From the line containing "OCR this image." to the end of the listing, write out every line exactly; leave out everything else.

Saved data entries

_ _ _

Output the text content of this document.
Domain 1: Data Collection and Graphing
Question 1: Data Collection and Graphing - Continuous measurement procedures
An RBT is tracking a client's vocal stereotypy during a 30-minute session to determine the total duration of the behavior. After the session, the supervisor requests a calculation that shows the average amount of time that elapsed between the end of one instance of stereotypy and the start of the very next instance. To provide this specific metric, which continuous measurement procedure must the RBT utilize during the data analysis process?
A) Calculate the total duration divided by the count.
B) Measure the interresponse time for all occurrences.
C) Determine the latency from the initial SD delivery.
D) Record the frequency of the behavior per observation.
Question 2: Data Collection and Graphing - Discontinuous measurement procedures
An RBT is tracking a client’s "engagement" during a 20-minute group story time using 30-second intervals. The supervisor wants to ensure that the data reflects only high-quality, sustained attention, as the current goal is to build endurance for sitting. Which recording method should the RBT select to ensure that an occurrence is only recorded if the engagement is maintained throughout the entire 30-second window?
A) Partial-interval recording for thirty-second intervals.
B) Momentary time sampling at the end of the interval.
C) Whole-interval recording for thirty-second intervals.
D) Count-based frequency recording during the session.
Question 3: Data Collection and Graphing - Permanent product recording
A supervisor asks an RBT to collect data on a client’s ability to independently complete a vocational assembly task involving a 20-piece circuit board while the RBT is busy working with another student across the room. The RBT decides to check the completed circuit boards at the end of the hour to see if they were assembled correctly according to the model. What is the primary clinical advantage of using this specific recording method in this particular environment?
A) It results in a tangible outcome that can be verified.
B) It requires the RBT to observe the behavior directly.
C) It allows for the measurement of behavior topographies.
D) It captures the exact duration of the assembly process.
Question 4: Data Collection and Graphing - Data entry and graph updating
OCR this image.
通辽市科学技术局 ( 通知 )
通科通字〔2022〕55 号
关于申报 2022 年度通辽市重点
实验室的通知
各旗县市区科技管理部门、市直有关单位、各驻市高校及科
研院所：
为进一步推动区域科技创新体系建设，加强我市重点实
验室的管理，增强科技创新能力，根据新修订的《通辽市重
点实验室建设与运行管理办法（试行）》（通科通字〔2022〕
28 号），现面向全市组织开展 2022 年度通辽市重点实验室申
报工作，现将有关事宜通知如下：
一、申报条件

_ _ _

== WORKED SOLUTION ==
OCR this image.
通辽市科学技术局 ( 通知 )
通科通字〔2022〕55 号
关于申报 2022 年度通辽市重点
实验室的通知
各旗县市区科技管理部门、市直有关单位、各驻市高校及科
研院所：
为进一步推动区域科技创新体系建设，加强我市重点实
验室的管理，增强科技创新能力，根据新修订的《通辽市重
点实验室建设与运行管理办法（试行）》（通科通字〔2022〕
28 号），现面向全市组织开展 2022 年度通辽市重点实验室申
报工作，现将有关事宜通知如下：
一、申报条件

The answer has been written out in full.